SET TASK :: Report, word for word, every line of the material that contains "JAHRE".

(Dataset entries on figures)
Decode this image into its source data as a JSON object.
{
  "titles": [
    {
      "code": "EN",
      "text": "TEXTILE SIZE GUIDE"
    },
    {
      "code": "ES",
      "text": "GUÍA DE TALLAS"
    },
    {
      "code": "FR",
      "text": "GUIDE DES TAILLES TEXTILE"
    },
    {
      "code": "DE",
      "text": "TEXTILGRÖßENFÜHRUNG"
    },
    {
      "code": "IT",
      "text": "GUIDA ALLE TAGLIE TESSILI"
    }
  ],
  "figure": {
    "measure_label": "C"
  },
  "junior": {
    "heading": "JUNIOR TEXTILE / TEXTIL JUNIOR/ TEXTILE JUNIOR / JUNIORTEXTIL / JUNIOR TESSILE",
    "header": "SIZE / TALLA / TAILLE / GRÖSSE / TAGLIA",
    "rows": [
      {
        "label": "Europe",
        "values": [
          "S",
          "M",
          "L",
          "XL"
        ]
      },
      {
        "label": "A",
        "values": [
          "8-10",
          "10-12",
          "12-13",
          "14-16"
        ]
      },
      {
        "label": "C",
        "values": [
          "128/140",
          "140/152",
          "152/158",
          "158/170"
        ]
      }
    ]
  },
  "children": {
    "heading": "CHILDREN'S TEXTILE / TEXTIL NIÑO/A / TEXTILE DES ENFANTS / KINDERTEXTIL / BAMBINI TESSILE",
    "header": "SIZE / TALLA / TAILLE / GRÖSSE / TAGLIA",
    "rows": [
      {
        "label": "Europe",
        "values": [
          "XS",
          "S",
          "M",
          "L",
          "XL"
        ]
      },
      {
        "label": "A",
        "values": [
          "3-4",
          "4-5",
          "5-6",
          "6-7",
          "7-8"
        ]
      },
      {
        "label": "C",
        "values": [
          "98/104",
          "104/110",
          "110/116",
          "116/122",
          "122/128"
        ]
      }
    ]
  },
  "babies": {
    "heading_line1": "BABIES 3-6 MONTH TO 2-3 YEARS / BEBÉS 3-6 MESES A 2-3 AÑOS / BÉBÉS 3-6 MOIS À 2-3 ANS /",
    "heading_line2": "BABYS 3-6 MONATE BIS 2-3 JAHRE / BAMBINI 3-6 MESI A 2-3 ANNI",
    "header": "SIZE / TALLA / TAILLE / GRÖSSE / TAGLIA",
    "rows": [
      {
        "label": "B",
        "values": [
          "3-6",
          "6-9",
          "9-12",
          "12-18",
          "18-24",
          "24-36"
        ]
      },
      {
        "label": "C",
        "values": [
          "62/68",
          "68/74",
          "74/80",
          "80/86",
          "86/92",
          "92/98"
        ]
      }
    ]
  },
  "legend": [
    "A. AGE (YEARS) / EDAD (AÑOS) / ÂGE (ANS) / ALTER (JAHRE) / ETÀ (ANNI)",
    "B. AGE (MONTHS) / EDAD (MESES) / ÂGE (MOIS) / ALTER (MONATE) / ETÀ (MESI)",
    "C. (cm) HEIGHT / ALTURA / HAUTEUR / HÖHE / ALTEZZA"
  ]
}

ANSWER TO THIS EXERCISE ::
    "heading_line2": "BABYS 3-6 MONATE BIS 2-3 JAHRE / BAMBINI 3-6 MESI A 2-3 ANNI",
    "A. AGE (YEARS) / EDAD (AÑOS) / ÂGE (ANS) / ALTER (JAHRE) / ETÀ (ANNI)",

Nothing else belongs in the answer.